___ MATERIAL FOR THE TASK ___

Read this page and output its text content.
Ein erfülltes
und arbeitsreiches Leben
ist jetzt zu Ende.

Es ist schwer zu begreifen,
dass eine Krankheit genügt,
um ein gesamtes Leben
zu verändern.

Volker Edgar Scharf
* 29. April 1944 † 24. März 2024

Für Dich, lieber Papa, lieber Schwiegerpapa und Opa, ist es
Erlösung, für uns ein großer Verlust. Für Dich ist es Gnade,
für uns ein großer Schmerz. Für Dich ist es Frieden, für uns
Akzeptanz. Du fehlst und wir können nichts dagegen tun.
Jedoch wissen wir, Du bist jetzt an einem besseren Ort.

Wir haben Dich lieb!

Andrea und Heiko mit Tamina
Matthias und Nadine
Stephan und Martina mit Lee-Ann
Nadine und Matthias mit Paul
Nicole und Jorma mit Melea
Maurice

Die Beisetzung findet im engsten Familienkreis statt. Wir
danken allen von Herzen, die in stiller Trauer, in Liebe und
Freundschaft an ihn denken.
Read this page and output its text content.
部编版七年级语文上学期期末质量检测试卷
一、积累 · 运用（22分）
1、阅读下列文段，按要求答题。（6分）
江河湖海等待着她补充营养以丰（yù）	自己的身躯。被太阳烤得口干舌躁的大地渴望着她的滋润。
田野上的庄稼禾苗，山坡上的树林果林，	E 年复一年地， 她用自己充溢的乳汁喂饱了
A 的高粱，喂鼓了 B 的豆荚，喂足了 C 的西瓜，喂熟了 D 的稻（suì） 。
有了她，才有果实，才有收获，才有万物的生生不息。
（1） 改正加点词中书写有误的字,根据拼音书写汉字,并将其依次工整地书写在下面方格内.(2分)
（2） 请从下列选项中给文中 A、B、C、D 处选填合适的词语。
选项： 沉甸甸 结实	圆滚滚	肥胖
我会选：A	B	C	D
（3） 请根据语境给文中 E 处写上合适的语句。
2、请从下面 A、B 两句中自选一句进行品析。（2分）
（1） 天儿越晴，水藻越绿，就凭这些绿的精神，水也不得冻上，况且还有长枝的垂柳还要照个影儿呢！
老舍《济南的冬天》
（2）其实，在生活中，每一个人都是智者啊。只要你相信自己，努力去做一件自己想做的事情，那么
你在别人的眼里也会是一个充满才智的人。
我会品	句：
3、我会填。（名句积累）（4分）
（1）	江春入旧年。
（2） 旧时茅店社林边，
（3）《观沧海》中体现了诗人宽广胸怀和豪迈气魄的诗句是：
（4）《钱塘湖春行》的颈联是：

___

▶ [YOUR GOAL]: Check every line of the listing for the string "großer" and report how many lines have it, as a number alone.

▶ [EXERCISE RESPONSE]: 2